**EXERCISE DIRECTIONS**. Select every line below containing the word "fremde".

**ENTRIES SUPPLIED**.
---------------

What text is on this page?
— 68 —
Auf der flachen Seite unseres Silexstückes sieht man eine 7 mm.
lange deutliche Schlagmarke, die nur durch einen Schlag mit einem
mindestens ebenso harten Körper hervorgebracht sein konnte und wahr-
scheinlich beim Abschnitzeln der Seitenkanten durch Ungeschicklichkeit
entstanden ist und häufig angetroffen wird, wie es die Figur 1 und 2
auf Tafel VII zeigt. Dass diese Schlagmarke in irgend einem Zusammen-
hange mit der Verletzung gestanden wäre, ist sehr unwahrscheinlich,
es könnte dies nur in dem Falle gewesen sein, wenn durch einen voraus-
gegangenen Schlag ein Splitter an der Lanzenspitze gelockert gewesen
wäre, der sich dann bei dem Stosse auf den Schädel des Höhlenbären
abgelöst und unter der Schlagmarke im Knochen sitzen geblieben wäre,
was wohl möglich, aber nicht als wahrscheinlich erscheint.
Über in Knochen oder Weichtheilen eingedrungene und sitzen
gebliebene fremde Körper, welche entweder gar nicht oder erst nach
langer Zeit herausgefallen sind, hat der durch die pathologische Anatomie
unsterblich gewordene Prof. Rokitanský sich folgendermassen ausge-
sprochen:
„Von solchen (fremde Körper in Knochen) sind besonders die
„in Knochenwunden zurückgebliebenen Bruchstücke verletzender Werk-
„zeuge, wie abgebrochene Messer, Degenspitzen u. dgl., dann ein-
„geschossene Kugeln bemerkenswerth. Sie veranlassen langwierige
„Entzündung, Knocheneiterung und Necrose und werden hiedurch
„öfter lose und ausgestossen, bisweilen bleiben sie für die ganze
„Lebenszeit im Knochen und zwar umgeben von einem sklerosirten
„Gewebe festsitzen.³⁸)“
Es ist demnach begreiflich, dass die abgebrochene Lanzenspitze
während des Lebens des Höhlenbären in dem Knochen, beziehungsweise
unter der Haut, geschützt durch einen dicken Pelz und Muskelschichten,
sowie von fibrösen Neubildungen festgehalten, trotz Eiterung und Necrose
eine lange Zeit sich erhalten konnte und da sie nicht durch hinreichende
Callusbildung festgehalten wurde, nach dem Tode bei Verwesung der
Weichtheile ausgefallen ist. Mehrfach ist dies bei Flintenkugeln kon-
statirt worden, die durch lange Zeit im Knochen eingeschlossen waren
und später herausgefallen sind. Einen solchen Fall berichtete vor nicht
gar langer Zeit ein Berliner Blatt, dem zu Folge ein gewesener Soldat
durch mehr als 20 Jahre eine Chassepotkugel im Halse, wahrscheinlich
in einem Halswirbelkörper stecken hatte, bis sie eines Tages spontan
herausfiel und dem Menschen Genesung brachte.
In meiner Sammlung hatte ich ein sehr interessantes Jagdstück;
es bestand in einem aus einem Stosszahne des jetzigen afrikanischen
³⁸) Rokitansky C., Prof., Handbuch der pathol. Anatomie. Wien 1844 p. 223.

---------------

**EXERCISE OUTPUT**.
gebliebene fremde Körper, welche entweder gar nicht oder erst nach
„Von solchen (fremde Körper in Knochen) sind besonders die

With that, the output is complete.